**Directives:**
- A) According to the article on North Carolina's racial bias law, when did the state last carry out an execution?
- B) Using the article on North Carolina's racial bias law, state whether each statement agrees with it, answering yes or no and quoting the deciding words: (i) North Carolina's death row population is 163. (ii) Durham County has many pending capital cases. (iii) The law was passed six months earlier.
- C) Reproduce the passage of the article on North Carolina's racial bias law between "Despite that, prosecutors" and "population is 163.", inclusive.

**Supplied text:**
Judges have been turning deaf ears to defendants' requests to delay murder cases to examine whether they face the death penalty because of their skin color.

Four months ago, North Carolina lawmakers passed a ground-breaking law that allows defendants to avoid a capital trial or seek relief from a death sentence because of racial bias. In recent weeks, some judges have refused to consider requests to allow time to examine the role of race.

"The trial machine just gets going, and no one is willing to slow it down," said Mary Ann Tally of the Center for Death Penalty Litigation, who has been working with lawyers trying to invoke the new law. "One would think that someone would be concerned enough to say we should at least take a look at the issue."

No one has been executed in North Carolina since August 2006, when legal challenges in state and federal courts halted the death penalty.

Despite that, prosecutors in the state have been pursuing punishment by death with as much fervor as in prior years. Of the roughly 1,200 pending first-degree murder cases, at least 250 are capital cases, according to the state Capital Defender's Office. Of the 25 capital trials in 2007 and 2008, juries imposed death four times. The death row population is 163.

For the most part, the counties with the largest populations - Mecklenburg, Wake, Guilford, Forsyth and Cumberland - have the most pending capital cases. Durham, though it has a large number of first-degree murder cases, has few capital cases. Robeson County, with a modest population, has many.

"In some counties, it seems like everything's capital," said Mike Ramos, a lawyer in Shallotte who handles a large number of death penalty cases. "It's locked and loaded all the way in places like Robeson County."

The law's impact

Death penalty opponents heralded the law as a victory that could undo a system of punishment steeped in racial bias. Staunch supporters of the death penalty feared the law would circumvent a punishment delivered for centuries for the most heinous crimes. Now, four months after its passage, it's not clear what, if any, impact the law will have.

Those already sentenced to death are being allowed to file appeals based on racial bias. The law also allows defendants to raise a claim of possible racial bias before hearings in which prosecutors declare that they will seek the death penalty at trial. Lawyers also have been making the requests after those hearings, but before capital trials begin.

**Information supplied:**
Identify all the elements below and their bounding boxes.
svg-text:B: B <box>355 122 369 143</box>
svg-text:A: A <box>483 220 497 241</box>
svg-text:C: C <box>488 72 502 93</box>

**Final results:**
- A) August 2006

- B)
(i) Yes: "The death row population is 163."
(ii) No: "Durham, though it has a large number of first-degree murder cases, has few capital cases."
(iii) No: "Four months ago, North Carolina lawmakers passed a ground-breaking law"

- C)
Despite that, prosecutors in the state have been pursuing punishment by death with as much fervor as in prior years. Of the roughly 1,200 pending first-degree murder cases, at least 250 are capital cases, according to the state Capital Defender's Office. Of the 25 capital trials in 2007 and 2008, juries imposed death four times. The death row population is 163.